### Exercise details
Copy out each line of the material below that holds the string "Sokół".

### Dataset records
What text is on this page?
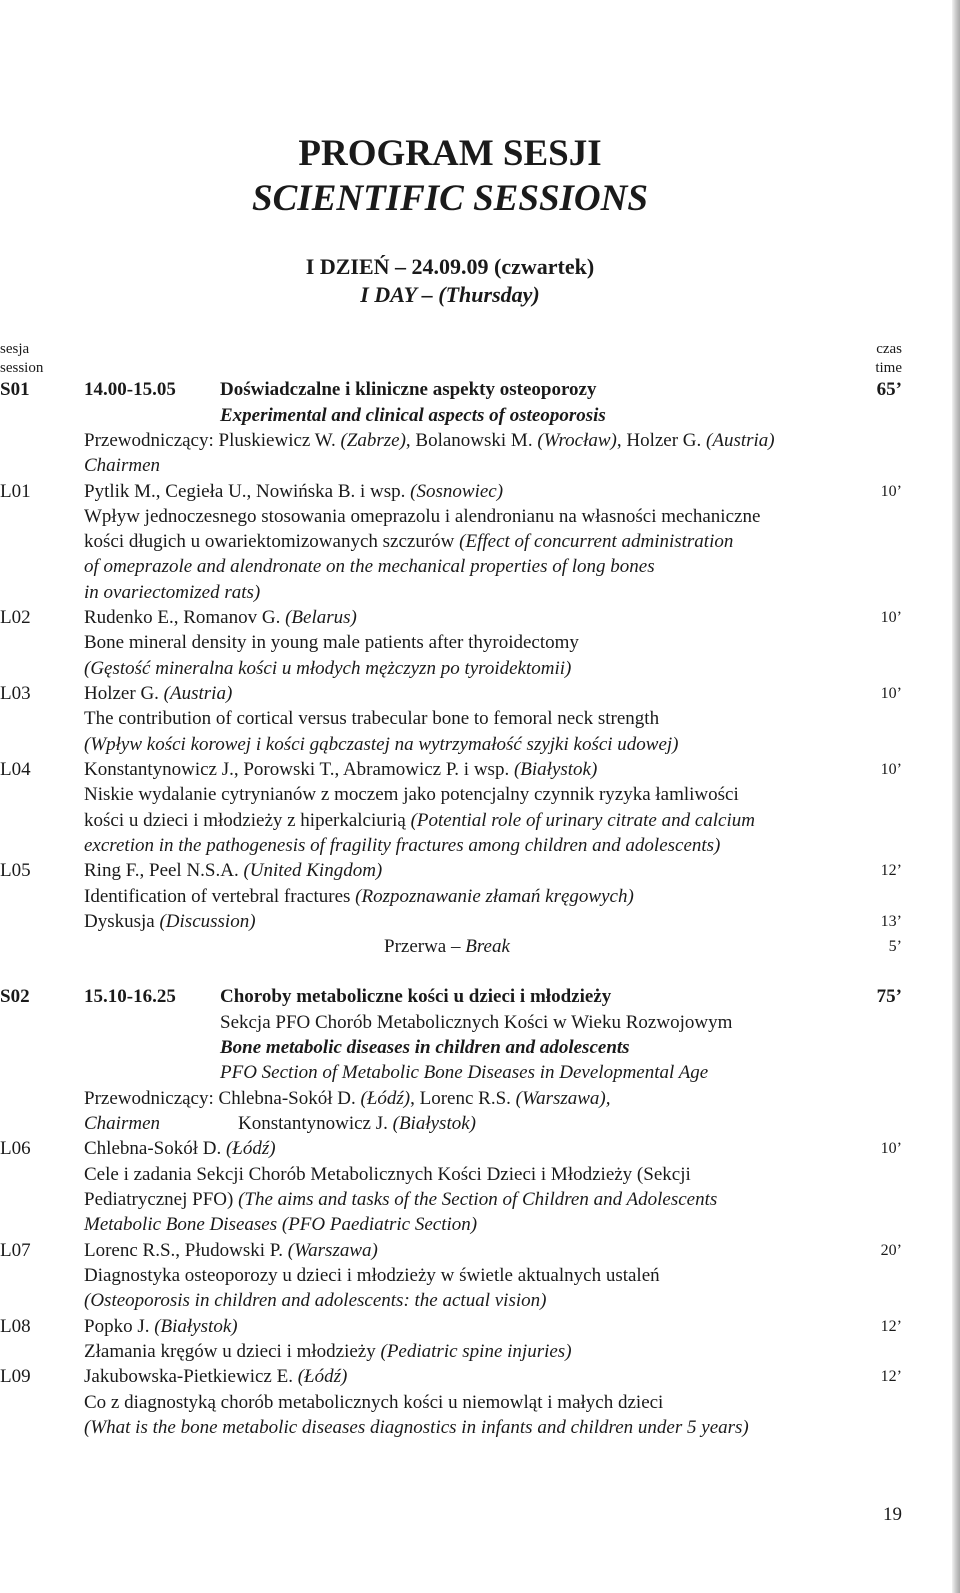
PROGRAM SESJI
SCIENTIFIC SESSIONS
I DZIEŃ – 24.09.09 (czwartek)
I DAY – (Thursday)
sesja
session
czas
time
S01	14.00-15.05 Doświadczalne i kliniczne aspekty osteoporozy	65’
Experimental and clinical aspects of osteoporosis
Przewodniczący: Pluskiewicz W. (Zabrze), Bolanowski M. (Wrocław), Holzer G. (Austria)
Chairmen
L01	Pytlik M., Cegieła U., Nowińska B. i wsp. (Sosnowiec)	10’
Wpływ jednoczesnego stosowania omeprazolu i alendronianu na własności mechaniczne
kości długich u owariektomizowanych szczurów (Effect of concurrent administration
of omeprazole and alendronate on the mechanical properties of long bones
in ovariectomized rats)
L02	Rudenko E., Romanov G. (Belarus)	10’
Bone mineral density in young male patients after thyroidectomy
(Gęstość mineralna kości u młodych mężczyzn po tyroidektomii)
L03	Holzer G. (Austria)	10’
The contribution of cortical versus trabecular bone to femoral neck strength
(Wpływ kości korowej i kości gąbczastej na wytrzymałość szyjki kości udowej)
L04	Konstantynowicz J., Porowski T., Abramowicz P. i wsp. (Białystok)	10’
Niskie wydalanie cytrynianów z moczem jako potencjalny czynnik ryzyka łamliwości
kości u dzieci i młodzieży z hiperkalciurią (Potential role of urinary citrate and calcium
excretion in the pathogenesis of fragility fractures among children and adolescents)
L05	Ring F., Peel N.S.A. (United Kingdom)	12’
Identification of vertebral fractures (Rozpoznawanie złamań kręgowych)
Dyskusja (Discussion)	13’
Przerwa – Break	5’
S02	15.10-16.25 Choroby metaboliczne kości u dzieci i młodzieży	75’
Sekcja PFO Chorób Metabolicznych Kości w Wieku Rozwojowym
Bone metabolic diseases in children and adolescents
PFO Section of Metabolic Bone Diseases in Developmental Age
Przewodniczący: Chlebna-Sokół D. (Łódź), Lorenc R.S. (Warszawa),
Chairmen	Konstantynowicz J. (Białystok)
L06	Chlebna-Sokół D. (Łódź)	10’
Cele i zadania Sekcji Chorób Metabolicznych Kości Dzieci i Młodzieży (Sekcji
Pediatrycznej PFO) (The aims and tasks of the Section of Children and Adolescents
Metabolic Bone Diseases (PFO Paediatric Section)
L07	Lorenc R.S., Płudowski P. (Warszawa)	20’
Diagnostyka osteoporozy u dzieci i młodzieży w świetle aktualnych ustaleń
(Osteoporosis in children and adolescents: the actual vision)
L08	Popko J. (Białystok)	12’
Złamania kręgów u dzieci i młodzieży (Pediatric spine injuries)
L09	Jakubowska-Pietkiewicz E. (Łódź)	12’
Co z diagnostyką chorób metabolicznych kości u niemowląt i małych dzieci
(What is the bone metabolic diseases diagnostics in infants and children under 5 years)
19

### Final answer
Przewodniczący: Chlebna-Sokół D. (Łódź), Lorenc R.S. (Warszawa),
L06	Chlebna-Sokół D. (Łódź)	10’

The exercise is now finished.